[Figure collection entries]

========

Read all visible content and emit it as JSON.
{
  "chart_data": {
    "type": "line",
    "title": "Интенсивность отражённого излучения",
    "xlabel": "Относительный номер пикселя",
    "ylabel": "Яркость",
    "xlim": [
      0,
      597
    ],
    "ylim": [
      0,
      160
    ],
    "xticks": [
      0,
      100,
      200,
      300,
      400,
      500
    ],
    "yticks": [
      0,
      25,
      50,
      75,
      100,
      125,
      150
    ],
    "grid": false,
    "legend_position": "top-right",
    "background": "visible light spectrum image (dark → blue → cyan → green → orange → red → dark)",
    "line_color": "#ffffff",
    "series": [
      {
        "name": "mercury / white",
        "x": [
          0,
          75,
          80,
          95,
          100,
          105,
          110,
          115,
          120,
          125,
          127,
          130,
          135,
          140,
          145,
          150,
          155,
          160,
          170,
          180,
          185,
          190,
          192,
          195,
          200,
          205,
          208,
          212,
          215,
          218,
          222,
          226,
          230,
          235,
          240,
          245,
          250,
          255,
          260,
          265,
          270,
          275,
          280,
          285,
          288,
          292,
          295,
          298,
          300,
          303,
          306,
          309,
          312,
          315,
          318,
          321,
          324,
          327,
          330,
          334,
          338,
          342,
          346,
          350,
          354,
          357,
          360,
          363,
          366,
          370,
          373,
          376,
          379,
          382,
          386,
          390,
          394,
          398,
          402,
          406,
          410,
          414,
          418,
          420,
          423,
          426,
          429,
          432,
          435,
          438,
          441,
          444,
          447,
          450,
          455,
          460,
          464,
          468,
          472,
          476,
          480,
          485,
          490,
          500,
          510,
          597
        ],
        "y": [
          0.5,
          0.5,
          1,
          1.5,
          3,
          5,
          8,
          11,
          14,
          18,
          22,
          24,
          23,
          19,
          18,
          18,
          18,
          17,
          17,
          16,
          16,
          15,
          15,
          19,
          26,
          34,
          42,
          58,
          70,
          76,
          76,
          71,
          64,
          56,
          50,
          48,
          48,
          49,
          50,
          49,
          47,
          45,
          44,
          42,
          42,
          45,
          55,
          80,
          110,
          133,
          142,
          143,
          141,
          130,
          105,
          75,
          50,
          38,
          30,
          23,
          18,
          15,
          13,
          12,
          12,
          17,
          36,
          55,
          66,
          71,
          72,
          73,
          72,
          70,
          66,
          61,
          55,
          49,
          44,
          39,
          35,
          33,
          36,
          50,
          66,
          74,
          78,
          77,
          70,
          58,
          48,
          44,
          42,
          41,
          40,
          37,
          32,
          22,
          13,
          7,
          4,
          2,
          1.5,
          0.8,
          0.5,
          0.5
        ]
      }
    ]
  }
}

========

▸ Given exercise
Produce an exact copy of every entry above.

▸ Solution below
Read all visible content and emit it as JSON.
{
  "chart_data": {
    "type": "line",
    "title": "Интенсивность отражённого излучения",
    "xlabel": "Относительный номер пикселя",
    "ylabel": "Яркость",
    "xlim": [
      0,
      597
    ],
    "ylim": [
      0,
      160
    ],
    "xticks": [
      0,
      100,
      200,
      300,
      400,
      500
    ],
    "yticks": [
      0,
      25,
      50,
      75,
      100,
      125,
      150
    ],
    "grid": false,
    "legend_position": "top-right",
    "background": "visible light spectrum image (dark → blue → cyan → green → orange → red → dark)",
    "line_color": "#ffffff",
    "series": [
      {
        "name": "mercury / white",
        "x": [
          0,
          75,
          80,
          95,
          100,
          105,
          110,
          115,
          120,
          125,
          127,
          130,
          135,
          140,
          145,
          150,
          155,
          160,
          170,
          180,
          185,
          190,
          192,
          195,
          200,
          205,
          208,
          212,
          215,
          218,
          222,
          226,
          230,
          235,
          240,
          245,
          250,
          255,
          260,
          265,
          270,
          275,
          280,
          285,
          288,
          292,
          295,
          298,
          300,
          303,
          306,
          309,
          312,
          315,
          318,
          321,
          324,
          327,
          330,
          334,
          338,
          342,
          346,
          350,
          354,
          357,
          360,
          363,
          366,
          370,
          373,
          376,
          379,
          382,
          386,
          390,
          394,
          398,
          402,
          406,
          410,
          414,
          418,
          420,
          423,
          426,
          429,
          432,
          435,
          438,
          441,
          444,
          447,
          450,
          455,
          460,
          464,
          468,
          472,
          476,
          480,
          485,
          490,
          500,
          510,
          597
        ],
        "y": [
          0.5,
          0.5,
          1,
          1.5,
          3,
          5,
          8,
          11,
          14,
          18,
          22,
          24,
          23,
          19,
          18,
          18,
          18,
          17,
          17,
          16,
          16,
          15,
          15,
          19,
          26,
          34,
          42,
          58,
          70,
          76,
          76,
          71,
          64,
          56,
          50,
          48,
          48,
          49,
          50,
          49,
          47,
          45,
          44,
          42,
          42,
          45,
          55,
          80,
          110,
          133,
          142,
          143,
          141,
          130,
          105,
          75,
          50,
          38,
          30,
          23,
          18,
          15,
          13,
          12,
          12,
          17,
          36,
          55,
          66,
          71,
          72,
          73,
          72,
          70,
          66,
          61,
          55,
          49,
          44,
          39,
          35,
          33,
          36,
          50,
          66,
          74,
          78,
          77,
          70,
          58,
          48,
          44,
          42,
          41,
          40,
          37,
          32,
          22,
          13,
          7,
          4,
          2,
          1.5,
          0.8,
          0.5,
          0.5
        ]
      }
    ]
  }
}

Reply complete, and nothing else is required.